[Source data]
□ □ □ □ □ □ □
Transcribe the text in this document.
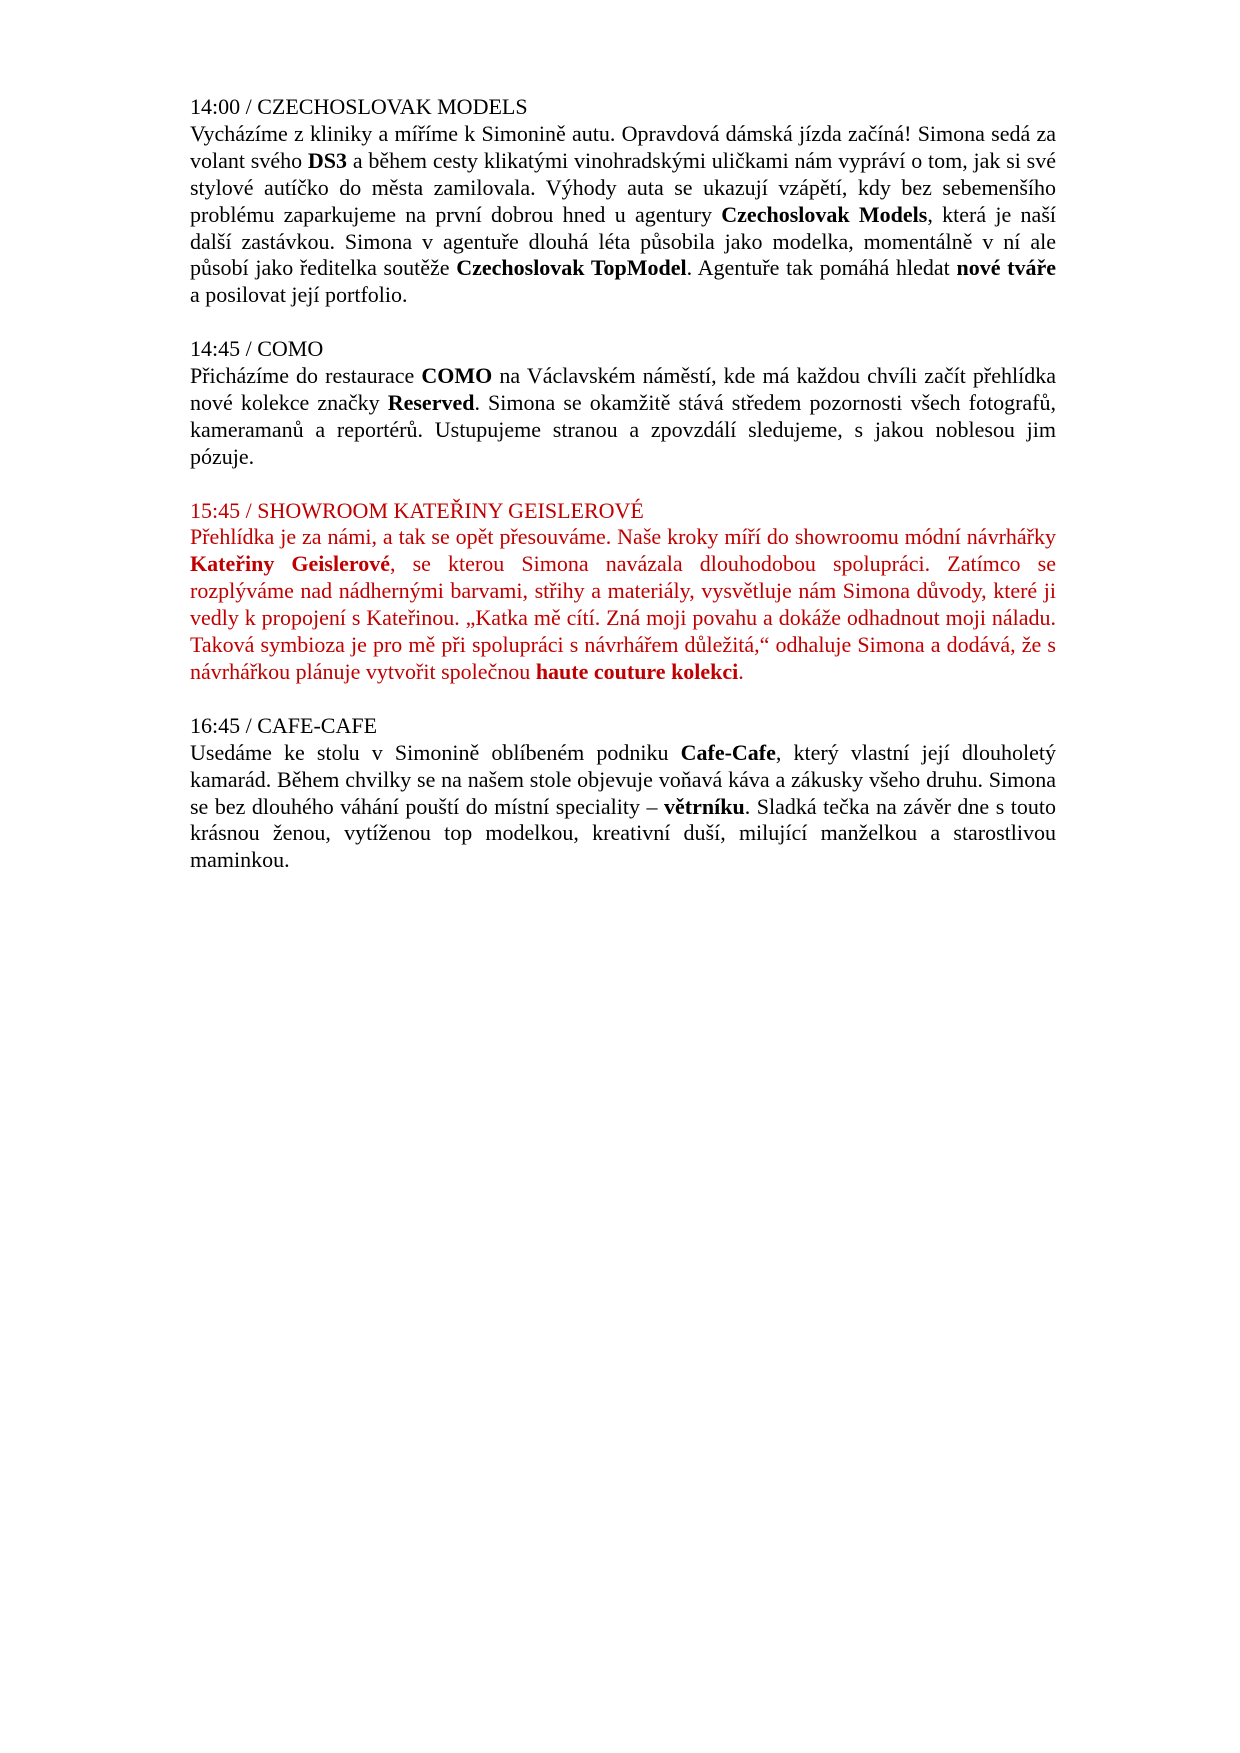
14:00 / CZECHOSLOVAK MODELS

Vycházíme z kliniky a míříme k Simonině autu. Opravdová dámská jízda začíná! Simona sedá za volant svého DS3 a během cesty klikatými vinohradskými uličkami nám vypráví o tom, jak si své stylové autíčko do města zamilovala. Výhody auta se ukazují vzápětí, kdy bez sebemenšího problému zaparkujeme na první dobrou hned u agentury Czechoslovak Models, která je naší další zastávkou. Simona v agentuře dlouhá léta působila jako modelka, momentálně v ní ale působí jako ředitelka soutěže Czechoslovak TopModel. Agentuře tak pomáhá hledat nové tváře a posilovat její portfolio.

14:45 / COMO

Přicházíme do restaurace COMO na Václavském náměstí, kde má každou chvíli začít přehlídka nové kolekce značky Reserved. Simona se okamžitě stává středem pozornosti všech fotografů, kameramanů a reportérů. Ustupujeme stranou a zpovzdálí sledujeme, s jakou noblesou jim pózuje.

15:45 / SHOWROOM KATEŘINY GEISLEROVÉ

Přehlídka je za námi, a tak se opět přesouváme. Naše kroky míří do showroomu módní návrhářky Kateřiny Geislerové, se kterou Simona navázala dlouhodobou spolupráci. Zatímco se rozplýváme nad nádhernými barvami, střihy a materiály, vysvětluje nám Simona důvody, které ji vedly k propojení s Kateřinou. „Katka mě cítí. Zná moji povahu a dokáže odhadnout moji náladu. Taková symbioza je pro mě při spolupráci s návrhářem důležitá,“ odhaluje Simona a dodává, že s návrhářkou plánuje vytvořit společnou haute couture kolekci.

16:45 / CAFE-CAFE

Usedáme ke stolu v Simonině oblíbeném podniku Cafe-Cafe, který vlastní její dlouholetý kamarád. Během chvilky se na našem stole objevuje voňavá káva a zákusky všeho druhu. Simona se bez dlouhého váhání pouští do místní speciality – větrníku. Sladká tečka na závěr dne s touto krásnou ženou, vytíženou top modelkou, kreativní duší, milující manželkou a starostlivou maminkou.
□ □ □ □ □ □ □
### DIRECTIONS FOR THIS TASK
Omit each picture, then return all of the listing exactly as it stands.

### EXERCISE SOLUTION
Transcribe the text in this document.
14:00 / CZECHOSLOVAK MODELS

Vycházíme z kliniky a míříme k Simonině autu. Opravdová dámská jízda začíná! Simona sedá za volant svého DS3 a během cesty klikatými vinohradskými uličkami nám vypráví o tom, jak si své stylové autíčko do města zamilovala. Výhody auta se ukazují vzápětí, kdy bez sebemenšího problému zaparkujeme na první dobrou hned u agentury Czechoslovak Models, která je naší další zastávkou. Simona v agentuře dlouhá léta působila jako modelka, momentálně v ní ale působí jako ředitelka soutěže Czechoslovak TopModel. Agentuře tak pomáhá hledat nové tváře a posilovat její portfolio.

14:45 / COMO

Přicházíme do restaurace COMO na Václavském náměstí, kde má každou chvíli začít přehlídka nové kolekce značky Reserved. Simona se okamžitě stává středem pozornosti všech fotografů, kameramanů a reportérů. Ustupujeme stranou a zpovzdálí sledujeme, s jakou noblesou jim pózuje.

15:45 / SHOWROOM KATEŘINY GEISLEROVÉ

Přehlídka je za námi, a tak se opět přesouváme. Naše kroky míří do showroomu módní návrhářky Kateřiny Geislerové, se kterou Simona navázala dlouhodobou spolupráci. Zatímco se rozplýváme nad nádhernými barvami, střihy a materiály, vysvětluje nám Simona důvody, které ji vedly k propojení s Kateřinou. „Katka mě cítí. Zná moji povahu a dokáže odhadnout moji náladu. Taková symbioza je pro mě při spolupráci s návrhářem důležitá,“ odhaluje Simona a dodává, že s návrhářkou plánuje vytvořit společnou haute couture kolekci.

16:45 / CAFE-CAFE

Usedáme ke stolu v Simonině oblíbeném podniku Cafe-Cafe, který vlastní její dlouholetý kamarád. Během chvilky se na našem stole objevuje voňavá káva a zákusky všeho druhu. Simona se bez dlouhého váhání pouští do místní speciality – větrníku. Sladká tečka na závěr dne s touto krásnou ženou, vytíženou top modelkou, kreativní duší, milující manželkou a starostlivou maminkou.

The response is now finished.